START INFORMATION SUPPLIED

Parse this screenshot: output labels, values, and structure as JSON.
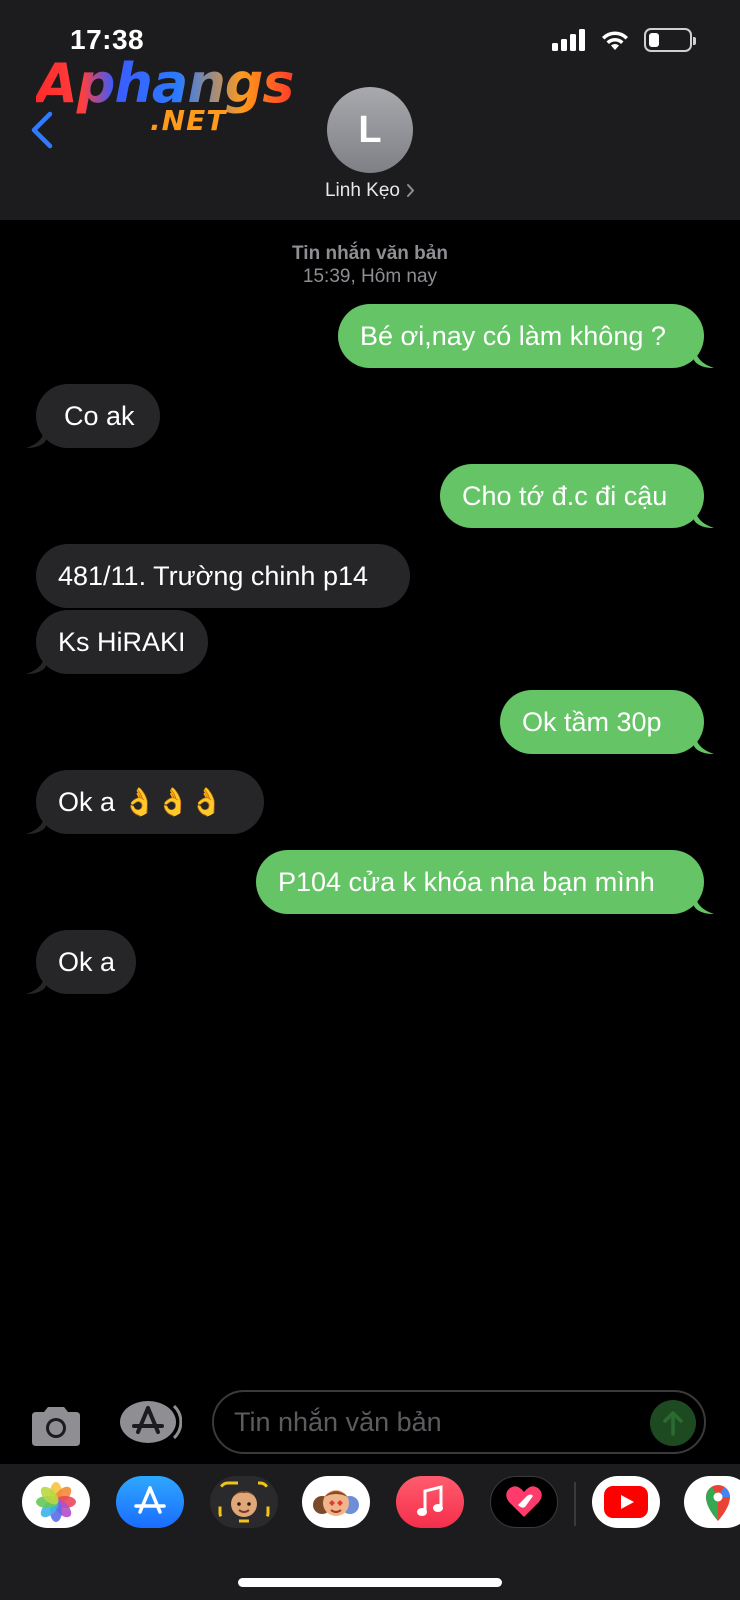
{
  "status_bar": {
    "time": "17:38",
    "signal_icon": "signal-bars-icon",
    "wifi_icon": "wifi-icon",
    "battery_level": 0.25
  },
  "watermark": {
    "main": "Aphangs",
    "sub": ".NET"
  },
  "header": {
    "back_icon": "chevron-left-icon",
    "avatar_initial": "L",
    "contact_name": "Linh Kẹo",
    "contact_chevron_icon": "chevron-right-icon"
  },
  "conversation": {
    "timestamp_title": "Tin nhắn văn bản",
    "timestamp_time": "15:39, Hôm nay",
    "messages": [
      {
        "direction": "out",
        "text": "Bé ơi,nay có làm không ?"
      },
      {
        "direction": "in",
        "text": "Co ak"
      },
      {
        "direction": "out",
        "text": "Cho tớ đ.c đi cậu"
      },
      {
        "direction": "in",
        "text": "481/11.  Trường chinh p14"
      },
      {
        "direction": "in",
        "text": "Ks HiRAKI"
      },
      {
        "direction": "out",
        "text": "Ok tầm 30p"
      },
      {
        "direction": "in",
        "text": "Ok a 👌👌👌"
      },
      {
        "direction": "out",
        "text": "P104 cửa k khóa nha bạn mình"
      },
      {
        "direction": "in",
        "text": "Ok a"
      }
    ]
  },
  "composer": {
    "camera_icon": "camera-icon",
    "apps_icon": "app-store-icon",
    "placeholder": "Tin nhắn văn bản",
    "send_icon": "send-arrow-icon"
  },
  "app_drawer": {
    "apps": [
      "photos-icon",
      "app-store-icon",
      "memoji-icon",
      "animoji-stickers-icon",
      "music-icon",
      "digital-touch-icon",
      "youtube-icon",
      "google-maps-icon"
    ]
  },
  "colors": {
    "outgoing_bubble": "#65c466",
    "incoming_bubble": "#262628",
    "header_bg": "#1c1c1e",
    "accent_blue": "#2f7bff"
  }
}
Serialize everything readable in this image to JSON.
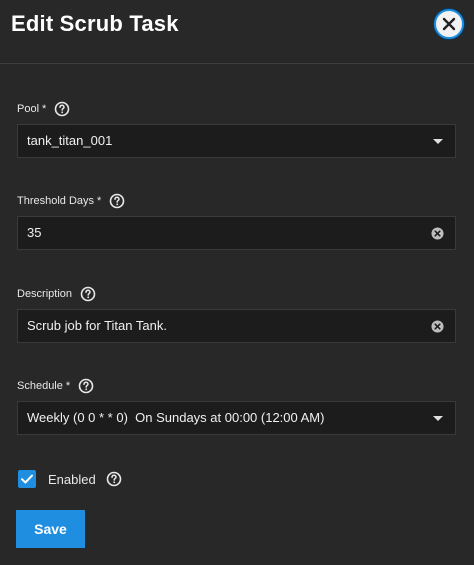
{
  "dialog": {
    "title": "Edit Scrub Task"
  },
  "fields": {
    "pool": {
      "label": "Pool",
      "required_mark": "*",
      "value": "tank_titan_001"
    },
    "threshold_days": {
      "label": "Threshold Days",
      "required_mark": "*",
      "value": "35"
    },
    "description": {
      "label": "Description",
      "value": "Scrub job for Titan Tank."
    },
    "schedule": {
      "label": "Schedule",
      "required_mark": "*",
      "value": "Weekly (0 0 * * 0)  On Sundays at 00:00 (12:00 AM)"
    },
    "enabled": {
      "label": "Enabled",
      "checked": true
    }
  },
  "actions": {
    "save_label": "Save"
  },
  "colors": {
    "accent": "#1f8ee0",
    "background": "#282828",
    "input_background": "#1c1c1c"
  },
  "icons": {
    "close": "close-icon",
    "help": "help-icon",
    "clear": "clear-icon",
    "dropdown": "chevron-down-icon",
    "check": "check-icon"
  }
}
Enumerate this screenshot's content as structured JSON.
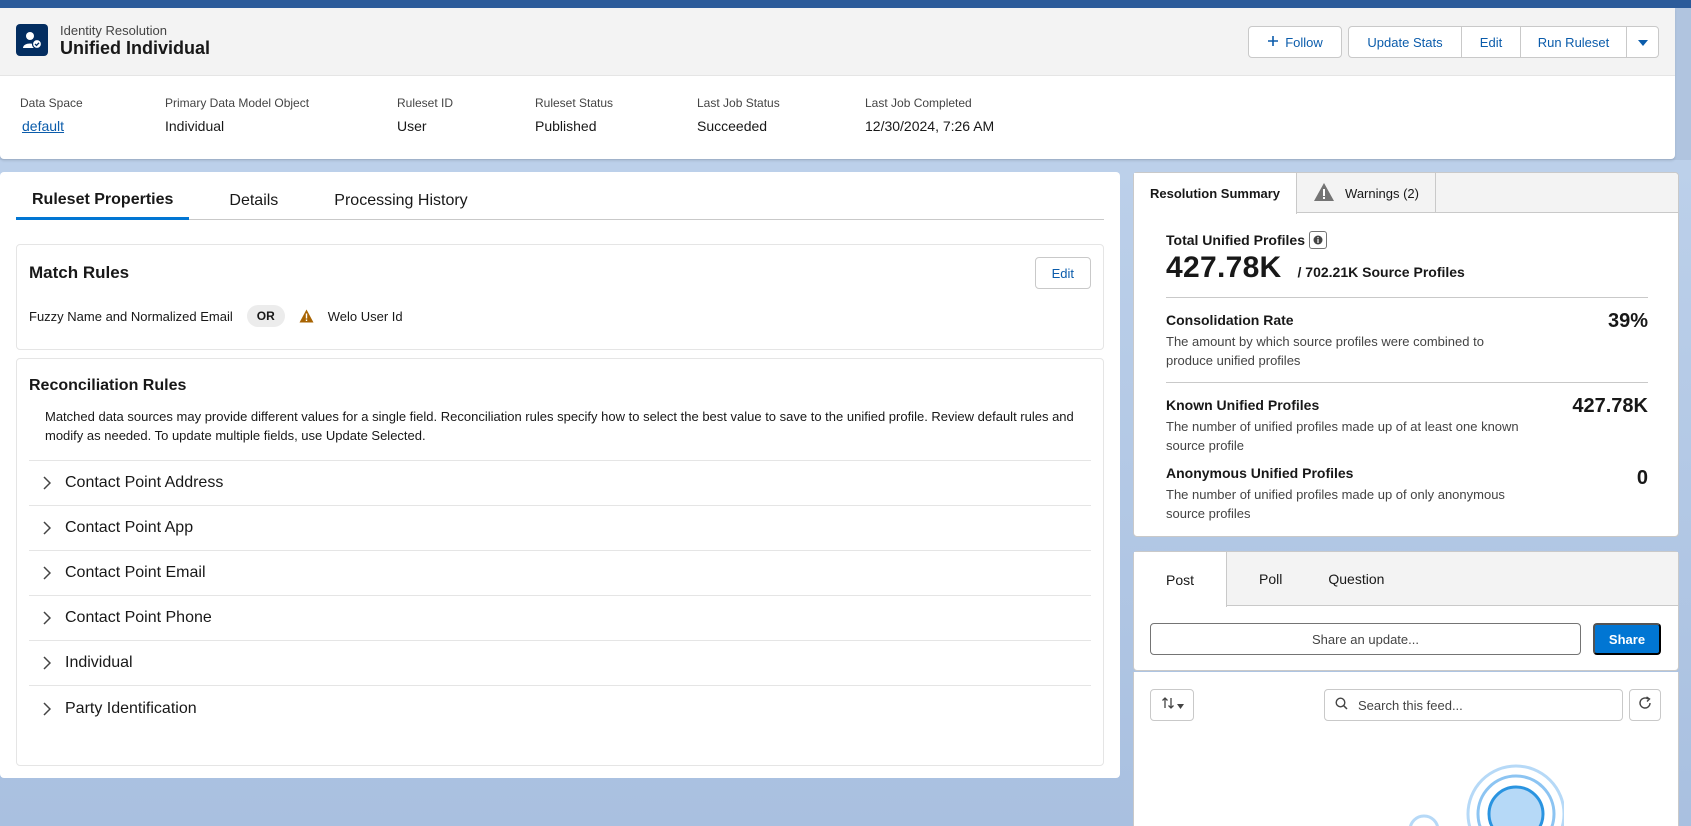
{
  "header": {
    "object_label": "Identity Resolution",
    "title": "Unified Individual",
    "buttons": {
      "follow": "Follow",
      "update_stats": "Update Stats",
      "edit": "Edit",
      "run_ruleset": "Run Ruleset"
    }
  },
  "highlights": [
    {
      "label": "Data Space",
      "value": "default"
    },
    {
      "label": "Primary Data Model Object",
      "value": "Individual"
    },
    {
      "label": "Ruleset ID",
      "value": "User"
    },
    {
      "label": "Ruleset Status",
      "value": "Published"
    },
    {
      "label": "Last Job Status",
      "value": "Succeeded"
    },
    {
      "label": "Last Job Completed",
      "value": "12/30/2024, 7:26 AM"
    }
  ],
  "main_tabs": [
    "Ruleset Properties",
    "Details",
    "Processing History"
  ],
  "match_rules": {
    "title": "Match Rules",
    "edit_label": "Edit",
    "rule_1": "Fuzzy Name and Normalized Email",
    "operator": "OR",
    "rule_2": "Welo User Id"
  },
  "reconciliation": {
    "title": "Reconciliation Rules",
    "description": "Matched data sources may provide different values for a single field. Reconciliation rules specify how to select the best value to save to the unified profile. Review default rules and modify as needed. To update multiple fields, use Update Selected.",
    "items": [
      "Contact Point Address",
      "Contact Point App",
      "Contact Point Email",
      "Contact Point Phone",
      "Individual",
      "Party Identification"
    ]
  },
  "summary": {
    "tabs": {
      "resolution": "Resolution Summary",
      "warnings": "Warnings (2)"
    },
    "total_label": "Total Unified Profiles",
    "total_value": "427.78K",
    "source_profiles": "/ 702.21K Source Profiles",
    "consolidation": {
      "title": "Consolidation Rate",
      "desc": "The amount by which source profiles were combined to produce unified profiles",
      "value": "39%"
    },
    "known": {
      "title": "Known Unified Profiles",
      "desc": "The number of unified profiles made up of at least one known source profile",
      "value": "427.78K"
    },
    "anonymous": {
      "title": "Anonymous Unified Profiles",
      "desc": "The number of unified profiles made up of only anonymous source profiles",
      "value": "0"
    }
  },
  "publisher": {
    "tabs": [
      "Post",
      "Poll",
      "Question"
    ],
    "placeholder": "Share an update...",
    "share_label": "Share"
  },
  "feed": {
    "search_placeholder": "Search this feed..."
  },
  "colors": {
    "brand_blue": "#0176d3",
    "link_blue": "#0b5cab",
    "icon_navy": "#032d60",
    "warning": "#a86403"
  }
}
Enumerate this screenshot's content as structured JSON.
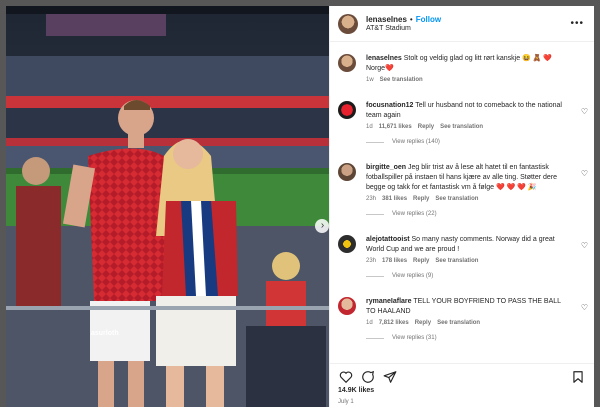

END INFORMATION SUPPLIED

## YOUR GOAL:
Transcribe every line from the records above without alteration, and leave out the images.

## FINISHED ANSWER:
Parse this screenshot: output labels, values, and structure as JSON.
{
  "status_bar": {
    "time": "17:38",
    "signal_icon": "signal-bars-icon",
    "wifi_icon": "wifi-icon",
    "battery_level": 0.25
  },
  "watermark": {
    "main": "Aphangs",
    "sub": ".NET"
  },
  "header": {
    "back_icon": "chevron-left-icon",
    "avatar_initial": "L",
    "contact_name": "Linh Kẹo",
    "contact_chevron_icon": "chevron-right-icon"
  },
  "conversation": {
    "timestamp_title": "Tin nhắn văn bản",
    "timestamp_time": "15:39, Hôm nay",
    "messages": [
      {
        "direction": "out",
        "text": "Bé ơi,nay có làm không ?"
      },
      {
        "direction": "in",
        "text": "Co ak"
      },
      {
        "direction": "out",
        "text": "Cho tớ đ.c đi cậu"
      },
      {
        "direction": "in",
        "text": "481/11.  Trường chinh p14"
      },
      {
        "direction": "in",
        "text": "Ks HiRAKI"
      },
      {
        "direction": "out",
        "text": "Ok tầm 30p"
      },
      {
        "direction": "in",
        "text": "Ok a 👌👌👌"
      },
      {
        "direction": "out",
        "text": "P104 cửa k khóa nha bạn mình"
      },
      {
        "direction": "in",
        "text": "Ok a"
      }
    ]
  },
  "composer": {
    "camera_icon": "camera-icon",
    "apps_icon": "app-store-icon",
    "placeholder": "Tin nhắn văn bản",
    "send_icon": "send-arrow-icon"
  },
  "app_drawer": {
    "apps": [
      "photos-icon",
      "app-store-icon",
      "memoji-icon",
      "animoji-stickers-icon",
      "music-icon",
      "digital-touch-icon",
      "youtube-icon",
      "google-maps-icon"
    ]
  },
  "colors": {
    "outgoing_bubble": "#65c466",
    "incoming_bubble": "#262628",
    "header_bg": "#1c1c1e",
    "accent_blue": "#2f7bff"
  }
}
Serialize everything readable in this image to JSON.
{
  "dialog": {
    "title": "Edit Scrub Task"
  },
  "fields": {
    "pool": {
      "label": "Pool",
      "required_mark": "*",
      "value": "tank_titan_001"
    },
    "threshold_days": {
      "label": "Threshold Days",
      "required_mark": "*",
      "value": "35"
    },
    "description": {
      "label": "Description",
      "value": "Scrub job for Titan Tank."
    },
    "schedule": {
      "label": "Schedule",
      "required_mark": "*",
      "value": "Weekly (0 0 * * 0)  On Sundays at 00:00 (12:00 AM)"
    },
    "enabled": {
      "label": "Enabled",
      "checked": true
    }
  },
  "actions": {
    "save_label": "Save"
  },
  "colors": {
    "accent": "#1f8ee0",
    "background": "#282828",
    "input_background": "#1c1c1c"
  },
  "icons": {
    "close": "close-icon",
    "help": "help-icon",
    "clear": "clear-icon",
    "dropdown": "chevron-down-icon",
    "check": "check-icon"
  }
}
Enumerate this screenshot's content as structured JSON.
{
  "header": {
    "object_label": "Identity Resolution",
    "title": "Unified Individual",
    "buttons": {
      "follow": "Follow",
      "update_stats": "Update Stats",
      "edit": "Edit",
      "run_ruleset": "Run Ruleset"
    }
  },
  "highlights": [
    {
      "label": "Data Space",
      "value": "default"
    },
    {
      "label": "Primary Data Model Object",
      "value": "Individual"
    },
    {
      "label": "Ruleset ID",
      "value": "User"
    },
    {
      "label": "Ruleset Status",
      "value": "Published"
    },
    {
      "label": "Last Job Status",
      "value": "Succeeded"
    },
    {
      "label": "Last Job Completed",
      "value": "12/30/2024, 7:26 AM"
    }
  ],
  "main_tabs": [
    "Ruleset Properties",
    "Details",
    "Processing History"
  ],
  "match_rules": {
    "title": "Match Rules",
    "edit_label": "Edit",
    "rule_1": "Fuzzy Name and Normalized Email",
    "operator": "OR",
    "rule_2": "Welo User Id"
  },
  "reconciliation": {
    "title": "Reconciliation Rules",
    "description": "Matched data sources may provide different values for a single field. Reconciliation rules specify how to select the best value to save to the unified profile. Review default rules and modify as needed. To update multiple fields, use Update Selected.",
    "items": [
      "Contact Point Address",
      "Contact Point App",
      "Contact Point Email",
      "Contact Point Phone",
      "Individual",
      "Party Identification"
    ]
  },
  "summary": {
    "tabs": {
      "resolution": "Resolution Summary",
      "warnings": "Warnings (2)"
    },
    "total_label": "Total Unified Profiles",
    "total_value": "427.78K",
    "source_profiles": "/ 702.21K Source Profiles",
    "consolidation": {
      "title": "Consolidation Rate",
      "desc": "The amount by which source profiles were combined to produce unified profiles",
      "value": "39%"
    },
    "known": {
      "title": "Known Unified Profiles",
      "desc": "The number of unified profiles made up of at least one known source profile",
      "value": "427.78K"
    },
    "anonymous": {
      "title": "Anonymous Unified Profiles",
      "desc": "The number of unified profiles made up of only anonymous source profiles",
      "value": "0"
    }
  },
  "publisher": {
    "tabs": [
      "Post",
      "Poll",
      "Question"
    ],
    "placeholder": "Share an update...",
    "share_label": "Share"
  },
  "feed": {
    "search_placeholder": "Search this feed..."
  },
  "colors": {
    "brand_blue": "#0176d3",
    "link_blue": "#0b5cab",
    "icon_navy": "#032d60",
    "warning": "#a86403"
  }
}
Enumerate this screenshot's content as structured JSON.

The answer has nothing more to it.